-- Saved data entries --
= = = = =
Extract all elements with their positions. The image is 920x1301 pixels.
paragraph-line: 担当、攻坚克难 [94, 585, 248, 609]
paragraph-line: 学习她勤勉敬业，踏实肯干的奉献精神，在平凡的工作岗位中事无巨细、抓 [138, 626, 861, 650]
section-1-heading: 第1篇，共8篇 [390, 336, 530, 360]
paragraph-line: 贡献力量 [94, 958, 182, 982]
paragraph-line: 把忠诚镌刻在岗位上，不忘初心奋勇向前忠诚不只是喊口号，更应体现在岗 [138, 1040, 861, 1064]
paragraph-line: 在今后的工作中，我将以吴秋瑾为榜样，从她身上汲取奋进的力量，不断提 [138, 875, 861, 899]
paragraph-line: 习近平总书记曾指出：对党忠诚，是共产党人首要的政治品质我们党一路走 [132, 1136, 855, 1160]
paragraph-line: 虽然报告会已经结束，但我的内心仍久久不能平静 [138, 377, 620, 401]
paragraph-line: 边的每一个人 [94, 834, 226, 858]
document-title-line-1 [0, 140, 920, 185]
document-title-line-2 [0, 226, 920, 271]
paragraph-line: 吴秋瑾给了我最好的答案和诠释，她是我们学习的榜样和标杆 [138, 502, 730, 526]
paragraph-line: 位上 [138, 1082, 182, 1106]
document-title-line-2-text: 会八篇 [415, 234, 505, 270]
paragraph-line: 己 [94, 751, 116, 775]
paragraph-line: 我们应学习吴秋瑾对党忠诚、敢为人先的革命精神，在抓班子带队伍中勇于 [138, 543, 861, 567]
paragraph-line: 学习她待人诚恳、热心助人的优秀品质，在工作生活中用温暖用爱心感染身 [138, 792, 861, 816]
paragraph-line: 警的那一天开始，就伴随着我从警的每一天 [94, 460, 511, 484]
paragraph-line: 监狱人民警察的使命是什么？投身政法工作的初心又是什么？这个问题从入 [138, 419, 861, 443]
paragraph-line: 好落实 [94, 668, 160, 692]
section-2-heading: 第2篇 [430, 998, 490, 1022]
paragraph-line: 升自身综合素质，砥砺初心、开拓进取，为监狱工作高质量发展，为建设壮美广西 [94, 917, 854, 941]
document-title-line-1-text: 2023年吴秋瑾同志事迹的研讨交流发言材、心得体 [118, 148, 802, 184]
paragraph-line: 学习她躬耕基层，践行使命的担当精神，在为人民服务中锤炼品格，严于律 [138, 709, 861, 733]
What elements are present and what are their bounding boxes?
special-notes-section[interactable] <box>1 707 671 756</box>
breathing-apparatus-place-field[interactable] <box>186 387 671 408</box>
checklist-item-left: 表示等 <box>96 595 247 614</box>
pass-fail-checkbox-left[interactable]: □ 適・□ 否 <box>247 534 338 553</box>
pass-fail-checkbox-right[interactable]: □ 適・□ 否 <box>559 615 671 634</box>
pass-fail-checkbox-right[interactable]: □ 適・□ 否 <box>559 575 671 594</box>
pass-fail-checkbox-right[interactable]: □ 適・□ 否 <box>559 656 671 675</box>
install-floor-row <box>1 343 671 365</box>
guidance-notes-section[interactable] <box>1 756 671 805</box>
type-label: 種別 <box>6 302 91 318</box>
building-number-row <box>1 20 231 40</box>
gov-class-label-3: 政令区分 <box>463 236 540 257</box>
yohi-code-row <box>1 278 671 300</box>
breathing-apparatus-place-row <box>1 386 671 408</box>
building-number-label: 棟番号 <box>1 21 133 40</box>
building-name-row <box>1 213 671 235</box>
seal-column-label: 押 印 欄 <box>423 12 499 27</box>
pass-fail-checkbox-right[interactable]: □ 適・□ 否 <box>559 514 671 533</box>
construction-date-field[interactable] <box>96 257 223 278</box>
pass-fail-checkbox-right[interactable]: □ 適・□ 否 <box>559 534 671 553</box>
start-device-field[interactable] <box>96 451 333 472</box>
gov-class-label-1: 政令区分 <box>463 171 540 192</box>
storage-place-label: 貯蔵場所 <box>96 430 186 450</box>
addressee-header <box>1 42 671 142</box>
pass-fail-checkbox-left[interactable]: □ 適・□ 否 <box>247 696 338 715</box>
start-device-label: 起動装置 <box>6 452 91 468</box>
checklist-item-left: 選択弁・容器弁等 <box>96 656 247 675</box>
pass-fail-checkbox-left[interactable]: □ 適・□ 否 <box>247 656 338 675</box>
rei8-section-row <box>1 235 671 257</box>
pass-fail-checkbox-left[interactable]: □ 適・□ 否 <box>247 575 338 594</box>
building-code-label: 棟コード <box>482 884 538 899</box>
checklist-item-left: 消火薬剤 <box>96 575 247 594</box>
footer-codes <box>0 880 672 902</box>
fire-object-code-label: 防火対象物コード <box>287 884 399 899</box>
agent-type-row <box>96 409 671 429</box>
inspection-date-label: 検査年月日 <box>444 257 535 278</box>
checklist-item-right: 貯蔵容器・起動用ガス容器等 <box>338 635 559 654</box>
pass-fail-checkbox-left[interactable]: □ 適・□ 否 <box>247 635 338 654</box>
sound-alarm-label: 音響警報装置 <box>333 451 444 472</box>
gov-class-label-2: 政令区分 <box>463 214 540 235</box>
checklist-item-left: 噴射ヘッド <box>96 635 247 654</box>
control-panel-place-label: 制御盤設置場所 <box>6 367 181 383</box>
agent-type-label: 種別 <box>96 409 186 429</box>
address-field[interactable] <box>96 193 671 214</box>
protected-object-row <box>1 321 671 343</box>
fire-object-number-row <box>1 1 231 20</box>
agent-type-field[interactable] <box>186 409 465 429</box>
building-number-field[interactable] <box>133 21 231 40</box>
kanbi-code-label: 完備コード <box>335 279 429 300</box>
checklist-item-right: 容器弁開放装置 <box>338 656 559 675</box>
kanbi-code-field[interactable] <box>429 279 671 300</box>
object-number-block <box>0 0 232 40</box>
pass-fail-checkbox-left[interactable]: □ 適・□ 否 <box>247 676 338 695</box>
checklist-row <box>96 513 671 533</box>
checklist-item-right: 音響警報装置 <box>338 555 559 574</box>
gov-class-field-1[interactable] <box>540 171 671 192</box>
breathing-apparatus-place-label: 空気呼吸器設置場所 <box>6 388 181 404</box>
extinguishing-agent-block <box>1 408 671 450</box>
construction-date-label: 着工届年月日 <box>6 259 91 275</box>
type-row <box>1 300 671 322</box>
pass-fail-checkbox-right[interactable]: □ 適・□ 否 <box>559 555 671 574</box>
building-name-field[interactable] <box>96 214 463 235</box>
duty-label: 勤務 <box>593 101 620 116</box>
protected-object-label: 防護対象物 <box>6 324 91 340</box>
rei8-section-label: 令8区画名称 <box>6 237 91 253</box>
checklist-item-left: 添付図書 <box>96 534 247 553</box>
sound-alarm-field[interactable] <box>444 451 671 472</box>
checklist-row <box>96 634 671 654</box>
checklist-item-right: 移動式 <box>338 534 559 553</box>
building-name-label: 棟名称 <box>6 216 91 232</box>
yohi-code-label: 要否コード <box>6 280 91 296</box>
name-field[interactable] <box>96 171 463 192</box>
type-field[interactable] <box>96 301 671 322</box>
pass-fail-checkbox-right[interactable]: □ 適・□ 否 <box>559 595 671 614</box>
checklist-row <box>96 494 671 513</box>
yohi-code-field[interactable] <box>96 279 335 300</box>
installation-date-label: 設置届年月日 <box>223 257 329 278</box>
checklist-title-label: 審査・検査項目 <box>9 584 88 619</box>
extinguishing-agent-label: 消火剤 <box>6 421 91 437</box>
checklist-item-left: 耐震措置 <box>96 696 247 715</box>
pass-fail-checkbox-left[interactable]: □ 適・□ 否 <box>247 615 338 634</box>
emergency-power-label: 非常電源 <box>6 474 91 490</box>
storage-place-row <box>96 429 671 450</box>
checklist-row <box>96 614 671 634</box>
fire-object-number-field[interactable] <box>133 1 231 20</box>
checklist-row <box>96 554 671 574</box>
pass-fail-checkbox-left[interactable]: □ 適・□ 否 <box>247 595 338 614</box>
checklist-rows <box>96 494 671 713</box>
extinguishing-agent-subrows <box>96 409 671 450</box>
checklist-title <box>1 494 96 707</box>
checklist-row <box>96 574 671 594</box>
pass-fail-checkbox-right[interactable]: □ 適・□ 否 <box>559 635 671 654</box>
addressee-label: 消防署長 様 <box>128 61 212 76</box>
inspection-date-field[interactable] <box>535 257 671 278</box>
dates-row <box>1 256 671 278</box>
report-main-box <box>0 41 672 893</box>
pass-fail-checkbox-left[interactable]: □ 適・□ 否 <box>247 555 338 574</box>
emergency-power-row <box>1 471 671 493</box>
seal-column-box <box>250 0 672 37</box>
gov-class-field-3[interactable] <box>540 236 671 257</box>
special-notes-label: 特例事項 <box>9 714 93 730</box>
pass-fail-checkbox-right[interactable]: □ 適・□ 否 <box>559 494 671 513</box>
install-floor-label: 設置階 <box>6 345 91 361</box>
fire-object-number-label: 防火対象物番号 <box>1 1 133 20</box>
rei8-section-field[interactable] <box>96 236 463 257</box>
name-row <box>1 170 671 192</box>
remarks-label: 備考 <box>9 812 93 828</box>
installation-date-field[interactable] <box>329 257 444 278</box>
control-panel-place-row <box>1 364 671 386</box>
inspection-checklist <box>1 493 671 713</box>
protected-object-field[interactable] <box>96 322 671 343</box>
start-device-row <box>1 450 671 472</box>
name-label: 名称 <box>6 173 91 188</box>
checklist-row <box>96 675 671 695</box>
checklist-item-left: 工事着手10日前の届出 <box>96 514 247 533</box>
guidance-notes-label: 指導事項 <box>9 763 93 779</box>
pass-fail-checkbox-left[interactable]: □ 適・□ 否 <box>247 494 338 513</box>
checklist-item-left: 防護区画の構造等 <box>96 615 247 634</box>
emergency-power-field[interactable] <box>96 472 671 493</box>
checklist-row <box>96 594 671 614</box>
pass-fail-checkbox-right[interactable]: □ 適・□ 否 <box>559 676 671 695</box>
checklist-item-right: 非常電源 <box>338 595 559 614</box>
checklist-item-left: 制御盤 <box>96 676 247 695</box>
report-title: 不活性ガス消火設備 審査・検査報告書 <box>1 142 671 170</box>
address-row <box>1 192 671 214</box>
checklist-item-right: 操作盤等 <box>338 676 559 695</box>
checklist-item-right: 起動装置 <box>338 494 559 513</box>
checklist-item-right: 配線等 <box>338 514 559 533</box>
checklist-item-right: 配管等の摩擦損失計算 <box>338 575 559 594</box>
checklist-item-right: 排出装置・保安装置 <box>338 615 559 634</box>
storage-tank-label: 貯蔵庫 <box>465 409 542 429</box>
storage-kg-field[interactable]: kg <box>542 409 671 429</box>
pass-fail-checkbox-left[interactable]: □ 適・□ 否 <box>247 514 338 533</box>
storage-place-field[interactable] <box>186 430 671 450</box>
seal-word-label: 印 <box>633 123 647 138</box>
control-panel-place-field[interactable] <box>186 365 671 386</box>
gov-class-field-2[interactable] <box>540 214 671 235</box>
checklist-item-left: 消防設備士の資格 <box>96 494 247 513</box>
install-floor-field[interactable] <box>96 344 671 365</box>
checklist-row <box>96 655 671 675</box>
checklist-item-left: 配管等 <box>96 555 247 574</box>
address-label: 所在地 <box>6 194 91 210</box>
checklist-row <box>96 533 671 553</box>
= = = = =
-- BRIEF --
Quote the material starting at its first line and ending at the line that contains "148, 802, 184]", with both of those lines included.

-- EXERCISE RESULT --
Extract all elements with their positions. The image is 920x1301 pixels.
paragraph-line: 担当、攻坚克难 [94, 585, 248, 609]
paragraph-line: 学习她勤勉敬业，踏实肯干的奉献精神，在平凡的工作岗位中事无巨细、抓 [138, 626, 861, 650]
section-1-heading: 第1篇，共8篇 [390, 336, 530, 360]
paragraph-line: 贡献力量 [94, 958, 182, 982]
paragraph-line: 把忠诚镌刻在岗位上，不忘初心奋勇向前忠诚不只是喊口号，更应体现在岗 [138, 1040, 861, 1064]
paragraph-line: 在今后的工作中，我将以吴秋瑾为榜样，从她身上汲取奋进的力量，不断提 [138, 875, 861, 899]
paragraph-line: 习近平总书记曾指出：对党忠诚，是共产党人首要的政治品质我们党一路走 [132, 1136, 855, 1160]
paragraph-line: 虽然报告会已经结束，但我的内心仍久久不能平静 [138, 377, 620, 401]
paragraph-line: 边的每一个人 [94, 834, 226, 858]
document-title-line-1 [0, 140, 920, 185]
document-title-line-2 [0, 226, 920, 271]
paragraph-line: 吴秋瑾给了我最好的答案和诠释，她是我们学习的榜样和标杆 [138, 502, 730, 526]
paragraph-line: 位上 [138, 1082, 182, 1106]
document-title-line-2-text: 会八篇 [415, 234, 505, 270]
paragraph-line: 己 [94, 751, 116, 775]
paragraph-line: 我们应学习吴秋瑾对党忠诚、敢为人先的革命精神，在抓班子带队伍中勇于 [138, 543, 861, 567]
paragraph-line: 学习她待人诚恳、热心助人的优秀品质，在工作生活中用温暖用爱心感染身 [138, 792, 861, 816]
paragraph-line: 警的那一天开始，就伴随着我从警的每一天 [94, 460, 511, 484]
paragraph-line: 监狱人民警察的使命是什么？投身政法工作的初心又是什么？这个问题从入 [138, 419, 861, 443]
paragraph-line: 好落实 [94, 668, 160, 692]
section-2-heading: 第2篇 [430, 998, 490, 1022]
paragraph-line: 升自身综合素质，砥砺初心、开拓进取，为监狱工作高质量发展，为建设壮美广西 [94, 917, 854, 941]
document-title-line-1-text: 2023年吴秋瑾同志事迹的研讨交流发言材、心得体 [118, 148, 802, 184]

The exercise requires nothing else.